**SOURCE DOCUMENT**
Here are a few creatures that we didn't save in time:

- The Woodland Caribou was important to indigenous tribes in Maine who depended on their warm hides and meat. European settlers slaughtered herds of them and the railroad brought hunters to the Maine woods in droves. Efforts to save the velveted antlered caribou came too late and the last sighting of one in Maine was in 1914.

-The Passenger Pigeon was one of the most common birds in North America, but they were also gobbling up farmer's crops in the 1800's. Flocks of the pigeons would strip crops of corn, barley and wheat. Farmers weren't having it, in 1914 the last lonely passenger pigeon named Martha died in the Cincinnati Zoo.

-The Wolf was also a threat to the livelihood of the European settlers who drove the animal to extinction through trapping, poisoning and hunting. In 1960 there was a new sheriff in town, the eastern coyote replaced the wolf as top predator in Maine. This coyote however had already bred with wolves and was a bad ass compared to the western coyote. This animal is bigger, has more powerful legs and jaws and can bring down a white tailed deer. We have a few coyotes living in our neighborhood and we keep our cat indoors because of them.

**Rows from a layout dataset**
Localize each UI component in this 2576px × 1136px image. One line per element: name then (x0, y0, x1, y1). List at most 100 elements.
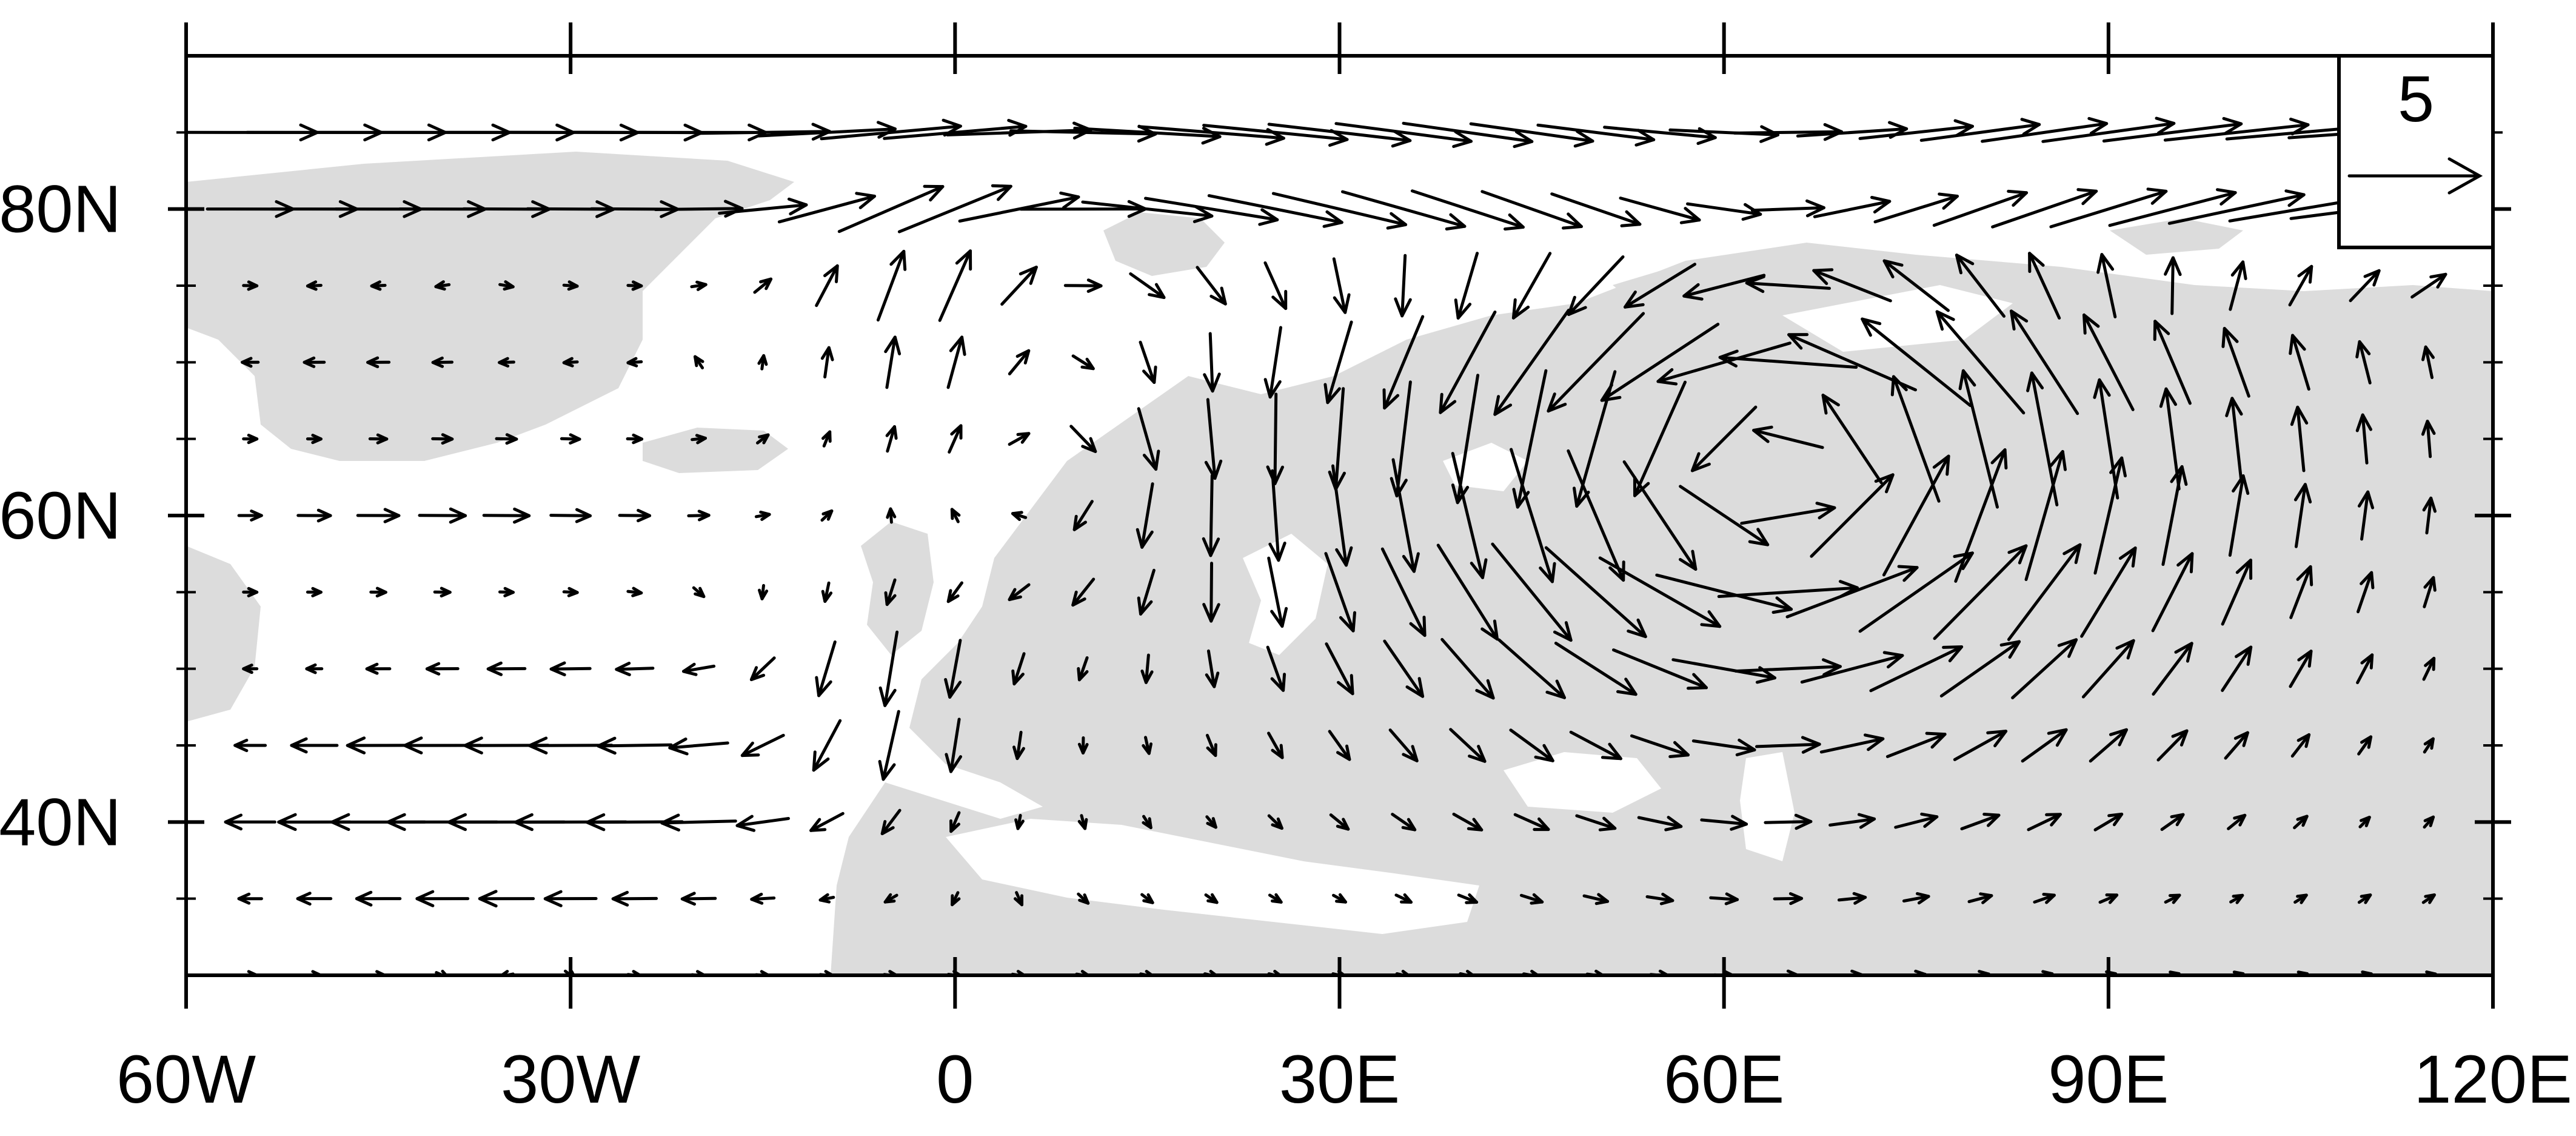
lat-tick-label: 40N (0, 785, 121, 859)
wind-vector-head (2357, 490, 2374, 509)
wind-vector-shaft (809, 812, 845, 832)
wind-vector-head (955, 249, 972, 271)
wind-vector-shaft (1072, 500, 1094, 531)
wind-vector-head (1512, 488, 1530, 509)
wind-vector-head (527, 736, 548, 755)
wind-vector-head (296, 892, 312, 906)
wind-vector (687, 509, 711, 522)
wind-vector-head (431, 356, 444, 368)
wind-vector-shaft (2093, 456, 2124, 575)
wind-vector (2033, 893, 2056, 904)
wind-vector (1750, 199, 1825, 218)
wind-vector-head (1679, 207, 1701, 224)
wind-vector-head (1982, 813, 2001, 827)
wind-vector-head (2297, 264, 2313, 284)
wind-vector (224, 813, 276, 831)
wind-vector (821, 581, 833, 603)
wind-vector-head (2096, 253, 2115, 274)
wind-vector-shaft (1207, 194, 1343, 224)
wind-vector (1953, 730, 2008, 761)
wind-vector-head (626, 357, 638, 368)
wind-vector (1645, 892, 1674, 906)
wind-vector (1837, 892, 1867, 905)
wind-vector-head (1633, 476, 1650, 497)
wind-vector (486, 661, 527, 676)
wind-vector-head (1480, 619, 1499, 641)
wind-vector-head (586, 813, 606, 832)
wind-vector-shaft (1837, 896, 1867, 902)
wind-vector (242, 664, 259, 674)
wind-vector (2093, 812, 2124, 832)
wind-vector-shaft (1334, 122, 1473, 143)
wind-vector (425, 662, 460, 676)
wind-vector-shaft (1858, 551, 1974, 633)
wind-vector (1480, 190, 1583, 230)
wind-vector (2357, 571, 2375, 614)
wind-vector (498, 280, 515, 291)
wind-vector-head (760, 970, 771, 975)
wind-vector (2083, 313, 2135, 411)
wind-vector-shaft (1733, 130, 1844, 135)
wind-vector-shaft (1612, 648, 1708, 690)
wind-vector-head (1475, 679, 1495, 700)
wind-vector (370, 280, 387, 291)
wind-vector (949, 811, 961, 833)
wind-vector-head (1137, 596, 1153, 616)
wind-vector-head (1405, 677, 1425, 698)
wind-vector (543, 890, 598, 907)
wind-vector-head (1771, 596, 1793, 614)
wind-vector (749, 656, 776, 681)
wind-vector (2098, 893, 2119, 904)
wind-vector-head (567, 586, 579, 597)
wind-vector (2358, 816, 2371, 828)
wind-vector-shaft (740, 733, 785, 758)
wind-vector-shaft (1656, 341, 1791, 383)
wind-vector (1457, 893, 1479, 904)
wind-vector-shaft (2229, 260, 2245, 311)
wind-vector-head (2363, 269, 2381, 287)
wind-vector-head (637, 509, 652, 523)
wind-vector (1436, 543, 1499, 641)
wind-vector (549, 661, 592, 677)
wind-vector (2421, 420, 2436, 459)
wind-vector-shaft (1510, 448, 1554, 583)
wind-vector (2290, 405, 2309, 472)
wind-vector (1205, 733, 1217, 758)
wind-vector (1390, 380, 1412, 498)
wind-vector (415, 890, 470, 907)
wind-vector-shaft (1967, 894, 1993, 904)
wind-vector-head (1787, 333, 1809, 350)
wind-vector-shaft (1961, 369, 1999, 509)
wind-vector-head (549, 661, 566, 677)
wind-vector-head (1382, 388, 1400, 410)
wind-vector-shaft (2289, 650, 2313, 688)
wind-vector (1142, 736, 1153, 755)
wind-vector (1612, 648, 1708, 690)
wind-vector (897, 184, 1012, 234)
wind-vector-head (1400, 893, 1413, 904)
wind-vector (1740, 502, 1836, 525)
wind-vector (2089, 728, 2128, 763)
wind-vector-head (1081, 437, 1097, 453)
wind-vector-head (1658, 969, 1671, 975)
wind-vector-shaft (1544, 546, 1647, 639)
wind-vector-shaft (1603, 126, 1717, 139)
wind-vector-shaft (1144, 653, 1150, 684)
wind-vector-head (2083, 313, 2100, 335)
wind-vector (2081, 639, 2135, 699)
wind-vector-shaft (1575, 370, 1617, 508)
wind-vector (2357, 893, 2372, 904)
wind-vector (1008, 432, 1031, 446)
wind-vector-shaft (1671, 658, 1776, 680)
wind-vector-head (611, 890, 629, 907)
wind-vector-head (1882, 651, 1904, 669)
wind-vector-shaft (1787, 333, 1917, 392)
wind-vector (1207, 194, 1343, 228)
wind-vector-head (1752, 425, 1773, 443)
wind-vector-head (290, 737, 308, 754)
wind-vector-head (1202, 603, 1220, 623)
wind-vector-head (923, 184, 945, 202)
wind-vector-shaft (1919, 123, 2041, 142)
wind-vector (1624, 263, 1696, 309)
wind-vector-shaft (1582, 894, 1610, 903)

**SHORT PROBLEM**
In the text about creatures that weren't saved in time, where did the last passenger pigeon die?

**RESPONSE**
In the Cincinnati Zoo.